(Data records)
-- begin --
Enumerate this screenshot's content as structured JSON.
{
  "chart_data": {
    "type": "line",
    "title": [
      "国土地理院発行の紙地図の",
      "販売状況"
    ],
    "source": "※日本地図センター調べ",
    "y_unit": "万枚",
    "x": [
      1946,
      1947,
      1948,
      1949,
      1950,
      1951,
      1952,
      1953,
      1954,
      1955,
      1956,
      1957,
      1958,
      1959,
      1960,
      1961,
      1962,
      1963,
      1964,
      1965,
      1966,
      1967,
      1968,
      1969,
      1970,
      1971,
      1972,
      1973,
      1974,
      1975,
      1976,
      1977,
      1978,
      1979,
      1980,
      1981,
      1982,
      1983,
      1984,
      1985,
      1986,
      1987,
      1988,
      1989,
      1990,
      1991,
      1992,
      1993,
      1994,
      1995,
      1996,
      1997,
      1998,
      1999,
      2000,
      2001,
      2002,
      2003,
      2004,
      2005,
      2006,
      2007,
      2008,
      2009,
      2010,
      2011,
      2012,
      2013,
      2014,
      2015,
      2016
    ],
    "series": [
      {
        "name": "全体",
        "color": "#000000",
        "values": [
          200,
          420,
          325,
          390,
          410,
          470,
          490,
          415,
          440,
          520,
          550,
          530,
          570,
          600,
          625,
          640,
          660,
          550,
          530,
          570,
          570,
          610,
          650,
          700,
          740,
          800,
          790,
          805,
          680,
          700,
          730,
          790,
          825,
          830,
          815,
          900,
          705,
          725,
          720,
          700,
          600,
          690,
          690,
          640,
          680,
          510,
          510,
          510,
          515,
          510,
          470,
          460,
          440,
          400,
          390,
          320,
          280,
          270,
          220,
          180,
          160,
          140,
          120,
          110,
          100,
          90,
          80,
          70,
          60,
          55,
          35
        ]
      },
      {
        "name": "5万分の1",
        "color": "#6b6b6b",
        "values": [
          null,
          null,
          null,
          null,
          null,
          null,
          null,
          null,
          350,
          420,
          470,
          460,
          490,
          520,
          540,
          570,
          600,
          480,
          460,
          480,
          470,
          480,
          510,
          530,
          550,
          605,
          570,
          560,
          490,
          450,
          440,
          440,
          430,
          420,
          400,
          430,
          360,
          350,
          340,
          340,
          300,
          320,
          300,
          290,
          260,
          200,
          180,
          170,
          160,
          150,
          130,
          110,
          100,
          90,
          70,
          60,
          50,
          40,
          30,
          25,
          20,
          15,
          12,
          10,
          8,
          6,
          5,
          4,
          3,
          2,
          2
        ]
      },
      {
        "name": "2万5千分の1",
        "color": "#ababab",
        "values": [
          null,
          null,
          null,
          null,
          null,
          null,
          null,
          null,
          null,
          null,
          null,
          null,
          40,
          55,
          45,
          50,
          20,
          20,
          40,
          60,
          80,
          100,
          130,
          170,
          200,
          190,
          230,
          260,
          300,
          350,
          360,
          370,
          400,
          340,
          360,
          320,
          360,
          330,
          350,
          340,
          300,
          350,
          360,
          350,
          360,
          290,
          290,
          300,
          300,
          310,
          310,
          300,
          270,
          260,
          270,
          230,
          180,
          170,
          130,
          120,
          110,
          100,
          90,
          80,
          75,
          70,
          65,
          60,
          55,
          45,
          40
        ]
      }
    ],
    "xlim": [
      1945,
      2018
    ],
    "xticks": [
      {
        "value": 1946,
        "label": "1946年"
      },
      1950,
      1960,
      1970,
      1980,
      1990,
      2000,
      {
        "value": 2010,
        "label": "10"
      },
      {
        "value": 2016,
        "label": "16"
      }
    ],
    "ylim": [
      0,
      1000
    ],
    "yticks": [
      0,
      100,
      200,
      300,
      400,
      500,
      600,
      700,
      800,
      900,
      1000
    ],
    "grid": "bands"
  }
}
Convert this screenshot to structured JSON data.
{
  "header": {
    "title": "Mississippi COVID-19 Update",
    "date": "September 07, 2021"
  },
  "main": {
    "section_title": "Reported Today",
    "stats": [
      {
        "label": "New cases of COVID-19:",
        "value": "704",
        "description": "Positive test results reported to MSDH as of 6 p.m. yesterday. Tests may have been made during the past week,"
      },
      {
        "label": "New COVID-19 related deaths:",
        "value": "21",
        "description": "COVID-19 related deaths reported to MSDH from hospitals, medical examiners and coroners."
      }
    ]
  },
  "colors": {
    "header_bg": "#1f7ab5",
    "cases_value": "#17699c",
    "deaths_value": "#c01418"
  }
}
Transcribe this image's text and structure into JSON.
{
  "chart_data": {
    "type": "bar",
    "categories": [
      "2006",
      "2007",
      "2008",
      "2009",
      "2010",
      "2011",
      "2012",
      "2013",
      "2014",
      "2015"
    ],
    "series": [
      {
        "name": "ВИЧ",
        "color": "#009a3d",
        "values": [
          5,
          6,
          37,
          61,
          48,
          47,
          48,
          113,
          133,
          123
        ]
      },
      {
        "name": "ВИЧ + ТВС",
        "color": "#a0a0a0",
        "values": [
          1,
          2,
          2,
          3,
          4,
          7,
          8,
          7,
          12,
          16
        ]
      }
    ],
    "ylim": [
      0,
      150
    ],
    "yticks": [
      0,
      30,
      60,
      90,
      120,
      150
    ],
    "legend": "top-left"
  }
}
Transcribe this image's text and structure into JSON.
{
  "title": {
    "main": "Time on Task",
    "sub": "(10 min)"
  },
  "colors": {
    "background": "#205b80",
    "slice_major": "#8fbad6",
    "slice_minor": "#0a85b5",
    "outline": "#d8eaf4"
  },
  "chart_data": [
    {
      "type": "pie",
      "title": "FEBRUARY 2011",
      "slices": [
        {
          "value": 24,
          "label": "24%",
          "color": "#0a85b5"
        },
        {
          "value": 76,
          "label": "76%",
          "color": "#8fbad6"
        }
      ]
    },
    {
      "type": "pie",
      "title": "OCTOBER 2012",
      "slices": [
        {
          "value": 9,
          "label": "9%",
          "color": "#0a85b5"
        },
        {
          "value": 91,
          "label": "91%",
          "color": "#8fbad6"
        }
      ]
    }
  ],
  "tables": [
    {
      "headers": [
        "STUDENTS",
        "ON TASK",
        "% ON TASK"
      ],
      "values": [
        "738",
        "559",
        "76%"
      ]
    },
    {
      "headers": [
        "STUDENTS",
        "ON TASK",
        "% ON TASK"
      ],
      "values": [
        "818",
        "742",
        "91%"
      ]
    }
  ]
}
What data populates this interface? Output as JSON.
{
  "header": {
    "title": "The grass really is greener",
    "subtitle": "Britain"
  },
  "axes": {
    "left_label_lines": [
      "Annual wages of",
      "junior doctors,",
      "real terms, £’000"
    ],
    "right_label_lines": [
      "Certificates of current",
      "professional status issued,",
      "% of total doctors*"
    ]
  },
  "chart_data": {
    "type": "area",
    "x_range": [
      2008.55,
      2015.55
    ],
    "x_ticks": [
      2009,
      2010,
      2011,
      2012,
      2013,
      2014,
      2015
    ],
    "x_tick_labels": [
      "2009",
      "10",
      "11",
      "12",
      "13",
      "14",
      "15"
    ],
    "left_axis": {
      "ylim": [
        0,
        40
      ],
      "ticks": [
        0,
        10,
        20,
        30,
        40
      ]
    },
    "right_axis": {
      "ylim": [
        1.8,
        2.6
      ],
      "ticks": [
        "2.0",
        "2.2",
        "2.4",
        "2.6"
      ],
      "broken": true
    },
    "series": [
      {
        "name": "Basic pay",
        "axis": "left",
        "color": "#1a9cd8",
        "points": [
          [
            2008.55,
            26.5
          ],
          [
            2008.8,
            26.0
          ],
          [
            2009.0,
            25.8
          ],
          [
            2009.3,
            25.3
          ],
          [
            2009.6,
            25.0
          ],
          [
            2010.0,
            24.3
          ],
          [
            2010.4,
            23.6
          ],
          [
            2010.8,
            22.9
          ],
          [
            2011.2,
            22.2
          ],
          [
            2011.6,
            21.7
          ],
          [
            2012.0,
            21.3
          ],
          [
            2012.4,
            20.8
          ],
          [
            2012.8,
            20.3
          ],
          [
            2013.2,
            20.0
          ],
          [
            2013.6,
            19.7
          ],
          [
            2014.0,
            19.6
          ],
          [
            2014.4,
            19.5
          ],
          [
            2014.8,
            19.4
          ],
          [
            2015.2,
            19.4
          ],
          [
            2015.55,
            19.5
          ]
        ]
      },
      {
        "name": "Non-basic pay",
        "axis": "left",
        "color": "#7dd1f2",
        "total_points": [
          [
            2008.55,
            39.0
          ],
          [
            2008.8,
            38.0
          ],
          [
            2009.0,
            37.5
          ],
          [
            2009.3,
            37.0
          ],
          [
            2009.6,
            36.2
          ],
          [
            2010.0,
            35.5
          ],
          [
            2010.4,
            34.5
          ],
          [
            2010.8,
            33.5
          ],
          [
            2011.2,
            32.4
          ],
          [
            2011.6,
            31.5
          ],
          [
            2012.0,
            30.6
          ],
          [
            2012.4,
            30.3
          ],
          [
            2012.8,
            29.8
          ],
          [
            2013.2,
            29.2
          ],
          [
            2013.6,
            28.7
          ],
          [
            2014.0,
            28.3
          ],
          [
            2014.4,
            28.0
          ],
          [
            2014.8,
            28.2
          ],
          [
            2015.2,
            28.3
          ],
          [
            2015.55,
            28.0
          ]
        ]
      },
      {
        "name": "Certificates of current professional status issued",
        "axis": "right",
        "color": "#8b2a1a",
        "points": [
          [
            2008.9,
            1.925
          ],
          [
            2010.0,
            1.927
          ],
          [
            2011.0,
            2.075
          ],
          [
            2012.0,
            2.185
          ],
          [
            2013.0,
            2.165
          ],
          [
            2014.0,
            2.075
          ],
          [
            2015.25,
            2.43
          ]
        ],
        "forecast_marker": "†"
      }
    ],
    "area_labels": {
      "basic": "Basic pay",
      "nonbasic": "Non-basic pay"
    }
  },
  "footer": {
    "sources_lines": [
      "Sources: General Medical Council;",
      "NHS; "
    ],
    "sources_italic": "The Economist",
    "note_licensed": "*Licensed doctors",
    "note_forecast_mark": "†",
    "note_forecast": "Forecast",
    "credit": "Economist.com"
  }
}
-- end --
Considering only the records above, state the number of lines that include the word "related", with nothing added.

2